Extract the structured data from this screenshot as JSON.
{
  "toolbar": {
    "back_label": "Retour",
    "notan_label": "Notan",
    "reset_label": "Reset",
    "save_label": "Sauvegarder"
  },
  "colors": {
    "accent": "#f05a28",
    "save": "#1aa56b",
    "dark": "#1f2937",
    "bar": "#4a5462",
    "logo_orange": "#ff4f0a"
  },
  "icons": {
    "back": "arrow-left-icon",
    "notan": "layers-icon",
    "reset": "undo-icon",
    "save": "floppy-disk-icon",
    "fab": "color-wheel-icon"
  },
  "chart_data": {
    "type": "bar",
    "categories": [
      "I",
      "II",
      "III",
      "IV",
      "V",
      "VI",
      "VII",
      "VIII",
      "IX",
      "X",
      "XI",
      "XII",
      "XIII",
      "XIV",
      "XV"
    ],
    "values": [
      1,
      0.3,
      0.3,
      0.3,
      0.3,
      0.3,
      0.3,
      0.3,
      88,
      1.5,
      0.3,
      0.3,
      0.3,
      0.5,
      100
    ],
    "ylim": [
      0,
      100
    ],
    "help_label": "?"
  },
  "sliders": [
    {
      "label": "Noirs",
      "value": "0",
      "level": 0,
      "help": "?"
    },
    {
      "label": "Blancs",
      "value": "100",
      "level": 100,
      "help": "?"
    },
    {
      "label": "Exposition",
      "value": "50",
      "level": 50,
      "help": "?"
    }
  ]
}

Request: Output all of the data again, exactly.

The response:
Extract the structured data from this screenshot as JSON.
{
  "toolbar": {
    "back_label": "Retour",
    "notan_label": "Notan",
    "reset_label": "Reset",
    "save_label": "Sauvegarder"
  },
  "colors": {
    "accent": "#f05a28",
    "save": "#1aa56b",
    "dark": "#1f2937",
    "bar": "#4a5462",
    "logo_orange": "#ff4f0a"
  },
  "icons": {
    "back": "arrow-left-icon",
    "notan": "layers-icon",
    "reset": "undo-icon",
    "save": "floppy-disk-icon",
    "fab": "color-wheel-icon"
  },
  "chart_data": {
    "type": "bar",
    "categories": [
      "I",
      "II",
      "III",
      "IV",
      "V",
      "VI",
      "VII",
      "VIII",
      "IX",
      "X",
      "XI",
      "XII",
      "XIII",
      "XIV",
      "XV"
    ],
    "values": [
      1,
      0.3,
      0.3,
      0.3,
      0.3,
      0.3,
      0.3,
      0.3,
      88,
      1.5,
      0.3,
      0.3,
      0.3,
      0.5,
      100
    ],
    "ylim": [
      0,
      100
    ],
    "help_label": "?"
  },
  "sliders": [
    {
      "label": "Noirs",
      "value": "0",
      "level": 0,
      "help": "?"
    },
    {
      "label": "Blancs",
      "value": "100",
      "level": 100,
      "help": "?"
    },
    {
      "label": "Exposition",
      "value": "50",
      "level": 50,
      "help": "?"
    }
  ]
}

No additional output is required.